(Records from a data source)
=====

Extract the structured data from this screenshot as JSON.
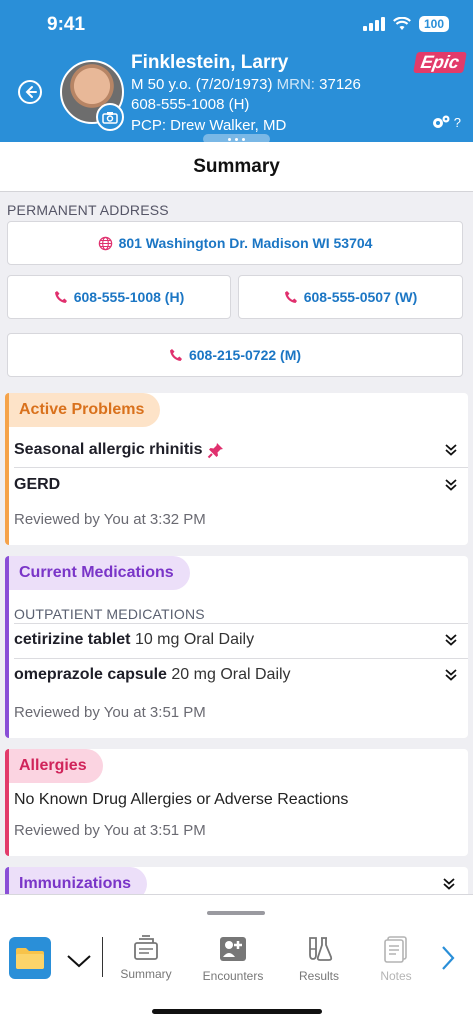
{
  "status": {
    "time": "9:41",
    "battery": "100"
  },
  "patient": {
    "name": "Finklestein, Larry",
    "demographics": "M 50 y.o. (7/20/1973)",
    "mrn_label": "MRN:",
    "mrn": "37126",
    "phone": "608-555-1008 (H)",
    "pcp": "PCP: Drew Walker, MD"
  },
  "brand": {
    "logo_text": "Epic",
    "help": "?"
  },
  "page_title": "Summary",
  "address": {
    "label": "PERMANENT ADDRESS",
    "street": "801 Washington Dr. Madison WI 53704",
    "phones": [
      "608-555-1008 (H)",
      "608-555-0507 (W)",
      "608-215-0722 (M)"
    ]
  },
  "active_problems": {
    "title": "Active Problems",
    "items": [
      "Seasonal allergic rhinitis",
      "GERD"
    ],
    "reviewed": "Reviewed by You at 3:32 PM"
  },
  "current_medications": {
    "title": "Current Medications",
    "subheading": "OUTPATIENT MEDICATIONS",
    "items": [
      {
        "name": "cetirizine tablet",
        "detail": "10 mg Oral Daily"
      },
      {
        "name": "omeprazole capsule",
        "detail": "20 mg Oral Daily"
      }
    ],
    "reviewed": "Reviewed by You at 3:51 PM"
  },
  "allergies": {
    "title": "Allergies",
    "text": "No Known Drug Allergies or Adverse Reactions",
    "reviewed": "Reviewed by You at 3:51 PM"
  },
  "immunizations": {
    "title": "Immunizations"
  },
  "bottom_nav": {
    "tabs": [
      "Summary",
      "Encounters",
      "Results",
      "Notes"
    ]
  },
  "colors": {
    "header_blue": "#2a8fd8",
    "problems_accent": "#f5a34a",
    "medications_accent": "#8a4fd6",
    "allergies_accent": "#e23b6a",
    "link_blue": "#1b76c4",
    "phone_pink": "#e0306e"
  }
}
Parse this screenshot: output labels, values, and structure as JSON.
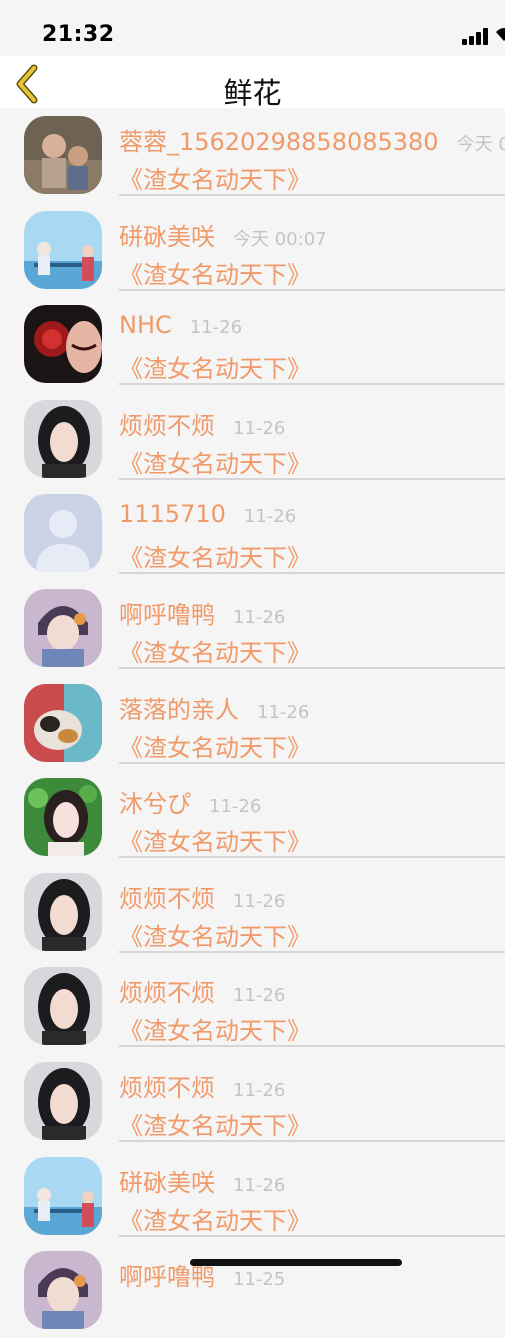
{
  "status_bar": {
    "time": "21:32"
  },
  "nav": {
    "title": "鲜花",
    "back_icon": "chevron-left-icon"
  },
  "colors": {
    "accent": "#f09a6a",
    "back": "#e5c43a",
    "date": "#c4c4c4"
  },
  "list": [
    {
      "name": "蓉蓉_1562029885808538​0",
      "date": "今天 0",
      "work": "《渣女名动天下》",
      "avatar": "photo-children"
    },
    {
      "name": "硑砯美咲",
      "date": "今天 00:07",
      "work": "《渣女名动天下》",
      "avatar": "anime-scene"
    },
    {
      "name": "NHC",
      "date": "11-26",
      "work": "《渣女名动天下》",
      "avatar": "red-flower-portrait"
    },
    {
      "name": "烦烦不烦",
      "date": "11-26",
      "work": "《渣女名动天下》",
      "avatar": "girl-dark-hair"
    },
    {
      "name": "1115710",
      "date": "11-26",
      "work": "《渣女名动天下》",
      "avatar": "default-user"
    },
    {
      "name": "啊呼噜鸭",
      "date": "11-26",
      "work": "《渣女名动天下》",
      "avatar": "anime-boy"
    },
    {
      "name": "落落的亲人",
      "date": "11-26",
      "work": "《渣女名动天下》",
      "avatar": "cat"
    },
    {
      "name": "沐兮ぴ",
      "date": "11-26",
      "work": "《渣女名动天下》",
      "avatar": "girl-green"
    },
    {
      "name": "烦烦不烦",
      "date": "11-26",
      "work": "《渣女名动天下》",
      "avatar": "girl-dark-hair"
    },
    {
      "name": "烦烦不烦",
      "date": "11-26",
      "work": "《渣女名动天下》",
      "avatar": "girl-dark-hair"
    },
    {
      "name": "烦烦不烦",
      "date": "11-26",
      "work": "《渣女名动天下》",
      "avatar": "girl-dark-hair"
    },
    {
      "name": "硑砯美咲",
      "date": "11-26",
      "work": "《渣女名动天下》",
      "avatar": "anime-scene"
    },
    {
      "name": "啊呼噜鸭",
      "date": "11-25",
      "work": "",
      "avatar": "anime-boy"
    }
  ]
}
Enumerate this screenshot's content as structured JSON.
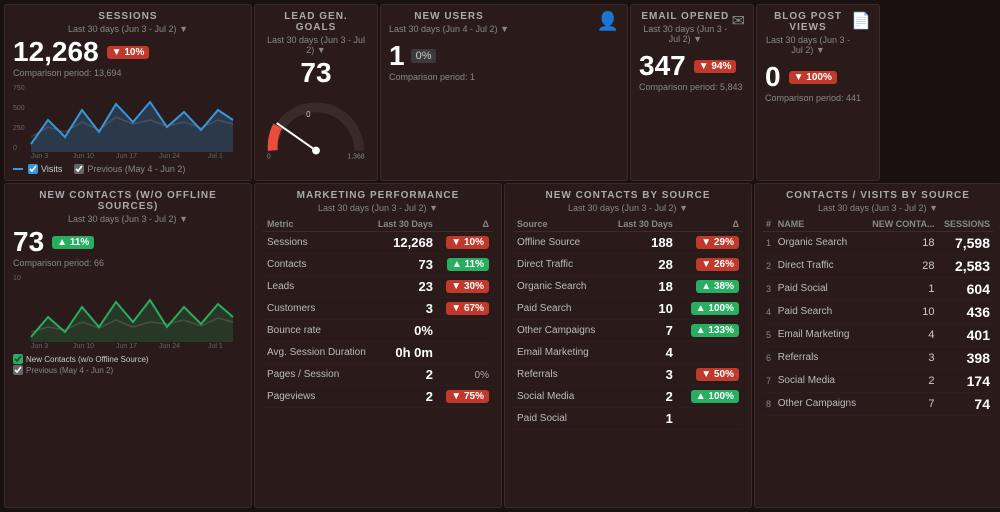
{
  "colors": {
    "red_badge": "#c0392b",
    "green_badge": "#27ae60",
    "bg_panel": "#2a1a1a",
    "blue_line": "#3498db",
    "gray_line": "#7f8c8d",
    "accent_red": "#e74c3c"
  },
  "sessions": {
    "title": "SESSIONS",
    "subtitle": "Last 30 days (Jun 3 - Jul 2)",
    "value": "12,268",
    "badge": "▼ 10%",
    "badge_type": "red",
    "comparison": "Comparison period: 13,694",
    "x_labels": [
      "Jun 3",
      "Jun 10",
      "Jun 17",
      "Jun 24",
      "Jul 1"
    ],
    "y_labels": [
      "750",
      "500",
      "250",
      "0"
    ],
    "legend_visits": "Visits",
    "legend_previous": "Previous (May 4 - Jun 2)"
  },
  "new_contacts": {
    "title": "NEW CONTACTS (W/O OFFLINE SOURCES)",
    "subtitle": "Last 30 days (Jun 3 - Jul 2)",
    "value": "73",
    "badge": "▲ 11%",
    "badge_type": "green",
    "comparison": "Comparison period: 66",
    "legend_contacts": "New Contacts (w/o Offline Source)",
    "legend_previous": "Previous (May 4 - Jun 2)"
  },
  "lead_gen": {
    "title": "LEAD GEN. GOALS",
    "subtitle": "Last 30 days (Jun 3 - Jul 2)",
    "value": "73",
    "gauge_max": "1,368",
    "gauge_min": "0",
    "gauge_label": "0"
  },
  "new_users": {
    "title": "NEW USERS",
    "subtitle": "Last 30 days (Jun 4 - Jul 2)",
    "icon": "person",
    "value": "1",
    "badge": "0%",
    "badge_type": "neutral",
    "comparison": "Comparison period: 1"
  },
  "email_opened": {
    "title": "EMAIL OPENED",
    "subtitle": "Last 30 days (Jun 3 - Jul 2)",
    "icon": "email",
    "value": "347",
    "badge": "▼ 94%",
    "badge_type": "red",
    "comparison": "Comparison period: 5,843"
  },
  "blog_post_views": {
    "title": "BLOG POST VIEWS",
    "subtitle": "Last 30 days (Jun 3 - Jul 2)",
    "icon": "blog",
    "value": "0",
    "badge": "▼ 100%",
    "badge_type": "red",
    "comparison": "Comparison period: 441"
  },
  "marketing_performance": {
    "title": "MARKETING PERFORMANCE",
    "subtitle": "Last 30 days (Jun 3 - Jul 2)",
    "columns": [
      "Metric",
      "Last 30 Days",
      "Δ"
    ],
    "rows": [
      {
        "metric": "Sessions",
        "value": "12,268",
        "badge": "▼ 10%",
        "badge_type": "red"
      },
      {
        "metric": "Contacts",
        "value": "73",
        "badge": "▲ 11%",
        "badge_type": "green"
      },
      {
        "metric": "Leads",
        "value": "23",
        "badge": "▼ 30%",
        "badge_type": "red"
      },
      {
        "metric": "Customers",
        "value": "3",
        "badge": "▼ 67%",
        "badge_type": "red"
      },
      {
        "metric": "Bounce rate",
        "value": "0%",
        "badge": "",
        "badge_type": "none"
      },
      {
        "metric": "Avg. Session Duration",
        "value": "0h 0m",
        "badge": "",
        "badge_type": "none"
      },
      {
        "metric": "Pages / Session",
        "value": "2",
        "badge": "0%",
        "badge_type": "neutral"
      },
      {
        "metric": "Pageviews",
        "value": "2",
        "badge": "▼ 75%",
        "badge_type": "red"
      }
    ]
  },
  "new_contacts_by_source": {
    "title": "NEW CONTACTS BY SOURCE",
    "subtitle": "Last 30 days (Jun 3 - Jul 2)",
    "columns": [
      "Source",
      "Last 30 Days",
      "Δ"
    ],
    "rows": [
      {
        "source": "Offline Source",
        "value": "188",
        "badge": "▼ 29%",
        "badge_type": "red"
      },
      {
        "source": "Direct Traffic",
        "value": "28",
        "badge": "▼ 26%",
        "badge_type": "red"
      },
      {
        "source": "Organic Search",
        "value": "18",
        "badge": "▲ 38%",
        "badge_type": "green"
      },
      {
        "source": "Paid Search",
        "value": "10",
        "badge": "▲ 100%",
        "badge_type": "green"
      },
      {
        "source": "Other Campaigns",
        "value": "7",
        "badge": "▲ 133%",
        "badge_type": "green"
      },
      {
        "source": "Email Marketing",
        "value": "4",
        "badge": "",
        "badge_type": "none"
      },
      {
        "source": "Referrals",
        "value": "3",
        "badge": "▼ 50%",
        "badge_type": "red"
      },
      {
        "source": "Social Media",
        "value": "2",
        "badge": "▲ 100%",
        "badge_type": "green"
      },
      {
        "source": "Paid Social",
        "value": "1",
        "badge": "",
        "badge_type": "none"
      }
    ]
  },
  "contacts_visits_by_source": {
    "title": "CONTACTS / VISITS BY SOURCE",
    "subtitle": "Last 30 days (Jun 3 - Jul 2)",
    "columns": [
      "#",
      "NAME",
      "NEW CONTA...",
      "SESSIONS"
    ],
    "rows": [
      {
        "num": "1",
        "name": "Organic Search",
        "contacts": "18",
        "sessions": "7,598"
      },
      {
        "num": "2",
        "name": "Direct Traffic",
        "contacts": "28",
        "sessions": "2,583"
      },
      {
        "num": "3",
        "name": "Paid Social",
        "contacts": "1",
        "sessions": "604"
      },
      {
        "num": "4",
        "name": "Paid Search",
        "contacts": "10",
        "sessions": "436"
      },
      {
        "num": "5",
        "name": "Email Marketing",
        "contacts": "4",
        "sessions": "401"
      },
      {
        "num": "6",
        "name": "Referrals",
        "contacts": "3",
        "sessions": "398"
      },
      {
        "num": "7",
        "name": "Social Media",
        "contacts": "2",
        "sessions": "174"
      },
      {
        "num": "8",
        "name": "Other Campaigns",
        "contacts": "7",
        "sessions": "74"
      }
    ]
  }
}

=====

• STATED EXERCISE: Find the string "detail" in the listing and return every line that holds it.

• SOLUTION TO THE PROBLEM:
        "detail": "10 mg Oral Daily"
        "detail": "20 mg Oral Daily"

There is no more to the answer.